-- start of Records provided --
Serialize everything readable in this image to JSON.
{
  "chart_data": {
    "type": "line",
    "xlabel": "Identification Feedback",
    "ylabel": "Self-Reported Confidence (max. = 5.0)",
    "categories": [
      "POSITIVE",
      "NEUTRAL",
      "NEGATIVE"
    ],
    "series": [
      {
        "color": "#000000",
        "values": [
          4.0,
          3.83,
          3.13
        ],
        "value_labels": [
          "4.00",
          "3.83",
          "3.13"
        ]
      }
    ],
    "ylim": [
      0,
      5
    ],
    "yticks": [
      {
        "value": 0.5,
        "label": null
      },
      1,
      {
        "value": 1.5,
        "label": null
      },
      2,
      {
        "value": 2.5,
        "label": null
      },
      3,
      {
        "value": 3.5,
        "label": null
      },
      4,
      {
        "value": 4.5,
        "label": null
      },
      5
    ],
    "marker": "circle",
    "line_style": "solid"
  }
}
-- end of Records provided --
• _Task prompt_
Could you reproduce every record above exactly as it appears?

• _Answer to the task_
Serialize everything readable in this image to JSON.
{
  "chart_data": {
    "type": "line",
    "xlabel": "Identification Feedback",
    "ylabel": "Self-Reported Confidence (max. = 5.0)",
    "categories": [
      "POSITIVE",
      "NEUTRAL",
      "NEGATIVE"
    ],
    "series": [
      {
        "color": "#000000",
        "values": [
          4.0,
          3.83,
          3.13
        ],
        "value_labels": [
          "4.00",
          "3.83",
          "3.13"
        ]
      }
    ],
    "ylim": [
      0,
      5
    ],
    "yticks": [
      {
        "value": 0.5,
        "label": null
      },
      1,
      {
        "value": 1.5,
        "label": null
      },
      2,
      {
        "value": 2.5,
        "label": null
      },
      3,
      {
        "value": 3.5,
        "label": null
      },
      4,
      {
        "value": 4.5,
        "label": null
      },
      5
    ],
    "marker": "circle",
    "line_style": "solid"
  }
}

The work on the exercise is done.